# EXERCISE BRIEF
Track down every line below that holds "frac" and copy it.

# RECORDS PROVIDED
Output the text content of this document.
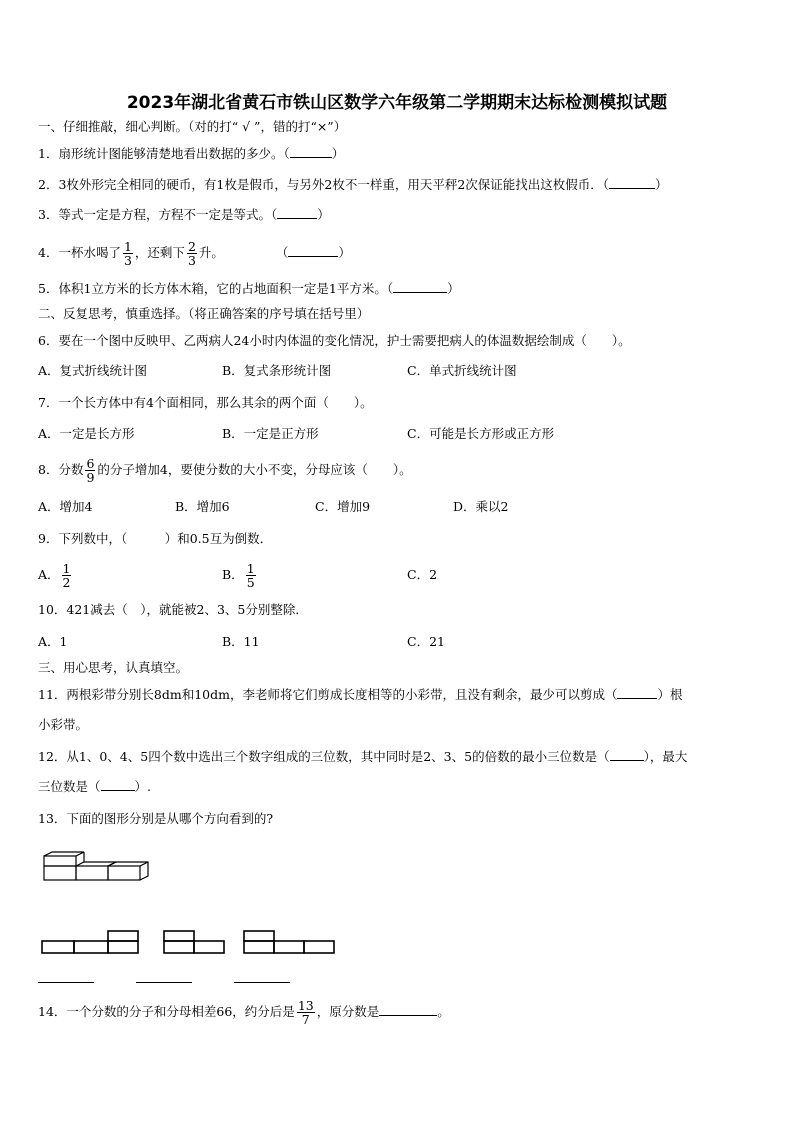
2023年湖北省黄石市铁山区数学六年级第二学期期末达标检测模拟试题
一、仔细推敲，细心判断。（对的打“ √ ”，错的打“×”）
1．扇形统计图能够清楚地看出数据的多少。（	）
2．3枚外形完全相同的硬币，有1枚是假币，与另外2枚不一样重，用天平秤2次保证能找出这枚假币．（	）
3．等式一定是方程，方程不一定是等式。（	）
4．一杯水喝了 $\frac{1}{3}$ ，还剩下 $\frac{2}{3}$ 升。	（	）
5．体积1立方米的长方体木箱，它的占地面积一定是1平方米。（	）
二、反复思考，慎重选择。（将正确答案的序号填在括号里）
6．要在一个图中反映甲、乙两病人24小时内体温的变化情况，护士需要把病人的体温数据绘制成（　　）。
A．复式折线统计图	B．复式条形统计图	C．单式折线统计图
7．一个长方体中有4个面相同，那么其余的两个面（　　）。
A．一定是长方形	B．一定是正方形	C．可能是长方形或正方形
8．分数 $\frac{6}{9}$ 的分子增加4，要使分数的大小不变，分母应该（　　）。
A．增加4	B．增加6	C．增加9	D．乘以2
9．下列数中，（　　　）和0.5互为倒数．
A． $\frac{1}{2}$	B． $\frac{1}{5}$	C．2
10．421减去（　），就能被2、3、5分别整除．
A．1	B．11	C．21
三、用心思考，认真填空。
11．两根彩带分别长8dm和10dm，李老师将它们剪成长度相等的小彩带，且没有剩余，最少可以剪成（	）根
小彩带。
12．从1、0、4、5四个数中选出三个数字组成的三位数，其中同时是2、3、5的倍数的最小三位数是（	），最大
三位数是（	）.
13．下面的图形分别是从哪个方向看到的?
14．一个分数的分子和分母相差66，约分后是 $\frac{13}{7}$ ，原分数是	。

# RIGHT ANSWER
4．一杯水喝了 $\frac{1}{3}$ ，还剩下 $\frac{2}{3}$ 升。	（	）
8．分数 $\frac{6}{9}$ 的分子增加4，要使分数的大小不变，分母应该（　　）。
A． $\frac{1}{2}$	B． $\frac{1}{5}$	C．2
14．一个分数的分子和分母相差66，约分后是 $\frac{13}{7}$ ，原分数是	。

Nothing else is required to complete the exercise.